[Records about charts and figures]
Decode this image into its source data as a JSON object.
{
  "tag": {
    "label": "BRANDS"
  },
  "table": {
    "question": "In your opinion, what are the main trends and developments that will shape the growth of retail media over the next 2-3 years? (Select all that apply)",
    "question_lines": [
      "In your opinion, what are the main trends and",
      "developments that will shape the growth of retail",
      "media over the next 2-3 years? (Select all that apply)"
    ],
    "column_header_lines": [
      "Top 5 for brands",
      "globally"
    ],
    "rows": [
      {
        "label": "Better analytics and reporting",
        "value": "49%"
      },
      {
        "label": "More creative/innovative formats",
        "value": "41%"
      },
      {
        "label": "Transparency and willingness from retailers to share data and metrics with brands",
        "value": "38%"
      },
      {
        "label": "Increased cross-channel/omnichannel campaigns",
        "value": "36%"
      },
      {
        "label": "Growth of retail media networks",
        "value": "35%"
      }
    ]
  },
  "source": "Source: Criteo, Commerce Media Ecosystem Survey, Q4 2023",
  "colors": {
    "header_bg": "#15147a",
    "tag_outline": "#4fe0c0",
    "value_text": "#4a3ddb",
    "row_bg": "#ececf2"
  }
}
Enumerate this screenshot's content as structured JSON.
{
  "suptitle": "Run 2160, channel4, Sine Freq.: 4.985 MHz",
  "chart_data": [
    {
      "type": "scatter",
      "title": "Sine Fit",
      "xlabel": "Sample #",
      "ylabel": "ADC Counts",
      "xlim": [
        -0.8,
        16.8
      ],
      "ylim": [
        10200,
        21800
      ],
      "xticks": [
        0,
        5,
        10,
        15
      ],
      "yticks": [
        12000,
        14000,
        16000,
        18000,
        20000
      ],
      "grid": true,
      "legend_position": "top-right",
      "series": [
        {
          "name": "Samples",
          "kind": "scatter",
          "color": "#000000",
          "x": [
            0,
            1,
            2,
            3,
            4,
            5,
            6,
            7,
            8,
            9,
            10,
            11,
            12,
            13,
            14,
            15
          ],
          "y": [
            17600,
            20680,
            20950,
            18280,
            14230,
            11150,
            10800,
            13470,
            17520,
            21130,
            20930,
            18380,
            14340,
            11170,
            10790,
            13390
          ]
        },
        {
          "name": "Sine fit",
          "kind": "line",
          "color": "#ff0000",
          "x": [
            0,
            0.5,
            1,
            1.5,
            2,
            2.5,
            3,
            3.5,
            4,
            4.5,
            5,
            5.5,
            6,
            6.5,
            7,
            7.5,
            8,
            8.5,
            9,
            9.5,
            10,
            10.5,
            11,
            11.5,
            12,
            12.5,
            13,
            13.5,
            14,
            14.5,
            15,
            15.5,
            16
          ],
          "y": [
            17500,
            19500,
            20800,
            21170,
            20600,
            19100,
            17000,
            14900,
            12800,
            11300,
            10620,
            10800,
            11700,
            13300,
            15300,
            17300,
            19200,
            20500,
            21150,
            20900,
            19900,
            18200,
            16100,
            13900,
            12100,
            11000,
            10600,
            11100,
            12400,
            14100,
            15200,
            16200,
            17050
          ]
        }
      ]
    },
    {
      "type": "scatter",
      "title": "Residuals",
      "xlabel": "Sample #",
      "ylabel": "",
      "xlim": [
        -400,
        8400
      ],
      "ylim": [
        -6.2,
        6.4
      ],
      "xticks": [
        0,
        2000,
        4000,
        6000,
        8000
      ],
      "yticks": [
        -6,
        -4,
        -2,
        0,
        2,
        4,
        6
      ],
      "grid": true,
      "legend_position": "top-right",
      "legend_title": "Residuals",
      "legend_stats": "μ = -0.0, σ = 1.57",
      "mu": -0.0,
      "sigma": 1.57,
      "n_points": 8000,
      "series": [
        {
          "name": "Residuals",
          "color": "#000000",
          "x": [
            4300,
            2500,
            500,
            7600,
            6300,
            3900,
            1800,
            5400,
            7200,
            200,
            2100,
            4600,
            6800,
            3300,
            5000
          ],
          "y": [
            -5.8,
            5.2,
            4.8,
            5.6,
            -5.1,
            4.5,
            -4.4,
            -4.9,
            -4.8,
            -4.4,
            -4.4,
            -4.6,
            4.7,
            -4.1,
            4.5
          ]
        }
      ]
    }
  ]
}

What to produce —
Each line of the material above needs to be quoted exactly, please.

Result for this exercise —
Decode this image into its source data as a JSON object.
{
  "tag": {
    "label": "BRANDS"
  },
  "table": {
    "question": "In your opinion, what are the main trends and developments that will shape the growth of retail media over the next 2-3 years? (Select all that apply)",
    "question_lines": [
      "In your opinion, what are the main trends and",
      "developments that will shape the growth of retail",
      "media over the next 2-3 years? (Select all that apply)"
    ],
    "column_header_lines": [
      "Top 5 for brands",
      "globally"
    ],
    "rows": [
      {
        "label": "Better analytics and reporting",
        "value": "49%"
      },
      {
        "label": "More creative/innovative formats",
        "value": "41%"
      },
      {
        "label": "Transparency and willingness from retailers to share data and metrics with brands",
        "value": "38%"
      },
      {
        "label": "Increased cross-channel/omnichannel campaigns",
        "value": "36%"
      },
      {
        "label": "Growth of retail media networks",
        "value": "35%"
      }
    ]
  },
  "source": "Source: Criteo, Commerce Media Ecosystem Survey, Q4 2023",
  "colors": {
    "header_bg": "#15147a",
    "tag_outline": "#4fe0c0",
    "value_text": "#4a3ddb",
    "row_bg": "#ececf2"
  }
}
Enumerate this screenshot's content as structured JSON.
{
  "suptitle": "Run 2160, channel4, Sine Freq.: 4.985 MHz",
  "chart_data": [
    {
      "type": "scatter",
      "title": "Sine Fit",
      "xlabel": "Sample #",
      "ylabel": "ADC Counts",
      "xlim": [
        -0.8,
        16.8
      ],
      "ylim": [
        10200,
        21800
      ],
      "xticks": [
        0,
        5,
        10,
        15
      ],
      "yticks": [
        12000,
        14000,
        16000,
        18000,
        20000
      ],
      "grid": true,
      "legend_position": "top-right",
      "series": [
        {
          "name": "Samples",
          "kind": "scatter",
          "color": "#000000",
          "x": [
            0,
            1,
            2,
            3,
            4,
            5,
            6,
            7,
            8,
            9,
            10,
            11,
            12,
            13,
            14,
            15
          ],
          "y": [
            17600,
            20680,
            20950,
            18280,
            14230,
            11150,
            10800,
            13470,
            17520,
            21130,
            20930,
            18380,
            14340,
            11170,
            10790,
            13390
          ]
        },
        {
          "name": "Sine fit",
          "kind": "line",
          "color": "#ff0000",
          "x": [
            0,
            0.5,
            1,
            1.5,
            2,
            2.5,
            3,
            3.5,
            4,
            4.5,
            5,
            5.5,
            6,
            6.5,
            7,
            7.5,
            8,
            8.5,
            9,
            9.5,
            10,
            10.5,
            11,
            11.5,
            12,
            12.5,
            13,
            13.5,
            14,
            14.5,
            15,
            15.5,
            16
          ],
          "y": [
            17500,
            19500,
            20800,
            21170,
            20600,
            19100,
            17000,
            14900,
            12800,
            11300,
            10620,
            10800,
            11700,
            13300,
            15300,
            17300,
            19200,
            20500,
            21150,
            20900,
            19900,
            18200,
            16100,
            13900,
            12100,
            11000,
            10600,
            11100,
            12400,
            14100,
            15200,
            16200,
            17050
          ]
        }
      ]
    },
    {
      "type": "scatter",
      "title": "Residuals",
      "xlabel": "Sample #",
      "ylabel": "",
      "xlim": [
        -400,
        8400
      ],
      "ylim": [
        -6.2,
        6.4
      ],
      "xticks": [
        0,
        2000,
        4000,
        6000,
        8000
      ],
      "yticks": [
        -6,
        -4,
        -2,
        0,
        2,
        4,
        6
      ],
      "grid": true,
      "legend_position": "top-right",
      "legend_title": "Residuals",
      "legend_stats": "μ = -0.0, σ = 1.57",
      "mu": -0.0,
      "sigma": 1.57,
      "n_points": 8000,
      "series": [
        {
          "name": "Residuals",
          "color": "#000000",
          "x": [
            4300,
            2500,
            500,
            7600,
            6300,
            3900,
            1800,
            5400,
            7200,
            200,
            2100,
            4600,
            6800,
            3300,
            5000
          ],
          "y": [
            -5.8,
            5.2,
            4.8,
            5.6,
            -5.1,
            4.5,
            -4.4,
            -4.9,
            -4.8,
            -4.4,
            -4.4,
            -4.6,
            4.7,
            -4.1,
            4.5
          ]
        }
      ]
    }
  ]
}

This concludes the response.